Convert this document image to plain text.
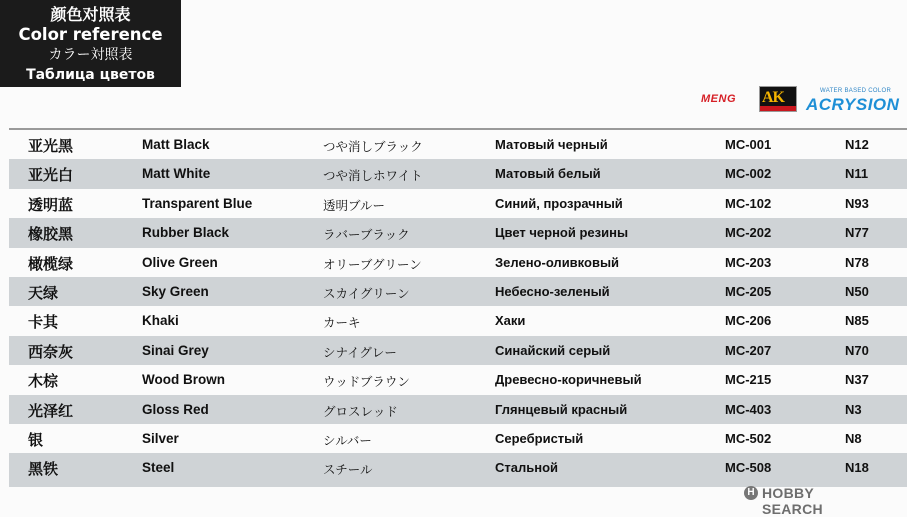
颜色对照表
Color reference
カラー対照表
Таблица цветов
MENG AK	WATER BASED COLOR
ACRYSION
亚光黑	Matt Black	つや消しブラック	Матовый черный	MC-001	N12
亚光白	Matt White	つや消しホワイト	Матовый белый	MC-002	N11
透明蓝	Transparent Blue	透明ブルー	Синий, прозрачный	MC-102	N93
橡胶黑	Rubber Black	ラバーブラック	Цвет черной резины	MC-202	N77
橄榄绿	Olive Green	オリーブグリーン	Зелено-оливковый	MC-203	N78
天绿	Sky Green	スカイグリーン	Небесно-зеленый	MC-205	N50
卡其	Khaki	カーキ	Хаки	MC-206	N85
西奈灰	Sinai Grey	シナイグレー	Синайский серый	MC-207	N70
木棕	Wood Brown	ウッドブラウン	Древесно-коричневый	MC-215	N37
光泽红	Gloss Red	グロスレッド	Глянцевый красный	MC-403	N3
银	Silver	シルバー	Серебристый	MC-502	N8
黑铁	Steel	スチール	Стальной	MC-508	N18
H HOBBY SEARCH
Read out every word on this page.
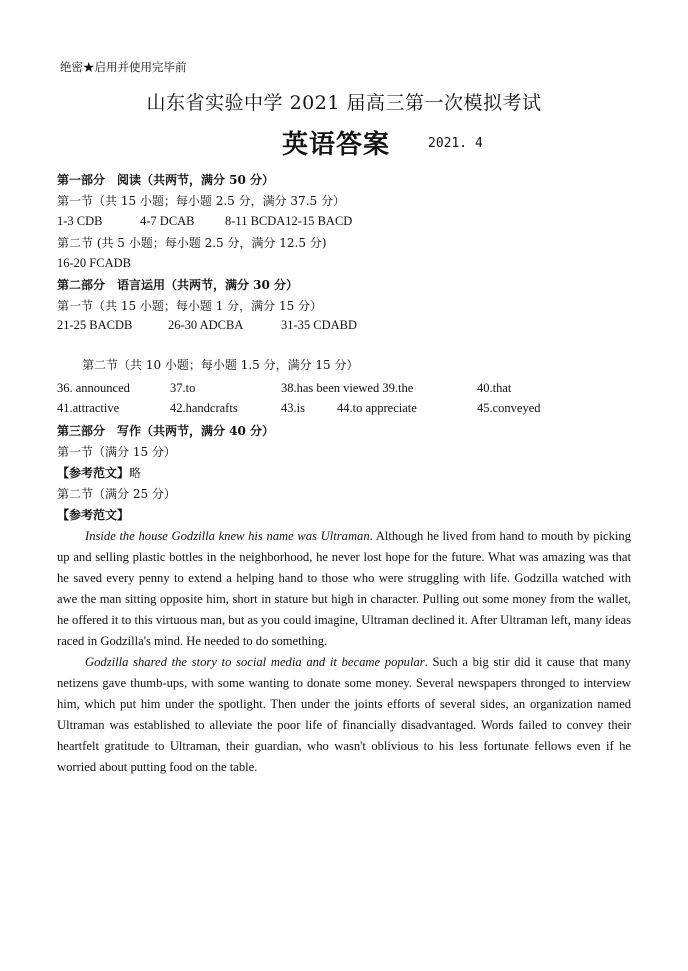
绝密★启用并使用完毕前
山东省实验中学 2021 届高三第一次模拟考试
英语答案	2021. 4
第一部分　阅读（共两节，满分 50 分）
第一节（共 15 小题；每小题 2.5 分，满分 37.5 分）
1-3 CDB	4-7 DCAB 8-11 BCDA12-15 BACD
第二节 (共 5 小题；每小题 2.5 分，满分 12.5 分)
16-20 FCADB
第二部分　语言运用（共两节，满分 30 分）
第一节（共 15 小题；每小题 1 分，满分 15 分）
21-25 BACDB	26-30 ADCBA	31-35 CDABD
第二节（共 10 小题；每小题 1.5 分，满分 15 分）
36. announced	37.to	38.has been viewed 39.the	40.that
41.attractive	42.handcrafts	43.is	44.to appreciate	45.conveyed
第三部分　写作（共两节，满分 40 分）
第一节（满分 15 分）
【参考范文】略
第二节（满分 25 分）
【参考范文】

Inside the house Godzilla knew his name was Ultraman. Although he lived from hand to mouth by picking up and selling plastic bottles in the neighborhood, he never lost hope for the future. What was amazing was that he saved every penny to extend a helping hand to those who were struggling with life. Godzilla watched with awe the man sitting opposite him, short in stature but high in character. Pulling out some money from the wallet, he offered it to this virtuous man, but as you could imagine, Ultraman declined it. After Ultraman left, many ideas raced in Godzilla's mind. He needed to do something.

Godzilla shared the story to social media and it became popular. Such a big stir did it cause that many netizens gave thumb-ups, with some wanting to donate some money. Several newspapers thronged to interview him, which put him under the spotlight. Then under the joints efforts of several sides, an organization named Ultraman was established to alleviate the poor life of financially disadvantaged. Words failed to convey their heartfelt gratitude to Ultraman, their guardian, who wasn't oblivious to his less fortunate fellows even if he worried about putting food on the table.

☆ ☆ ☆ ☆ ☆

= Do this =
Pull out and copy each line containing the string "Matt".

= Written answer =
亚光黑	Matt Black	つや消しブラック	Матовый черный	MC-001	N12
亚光白	Matt White	つや消しホワイト	Матовый белый	MC-002	N11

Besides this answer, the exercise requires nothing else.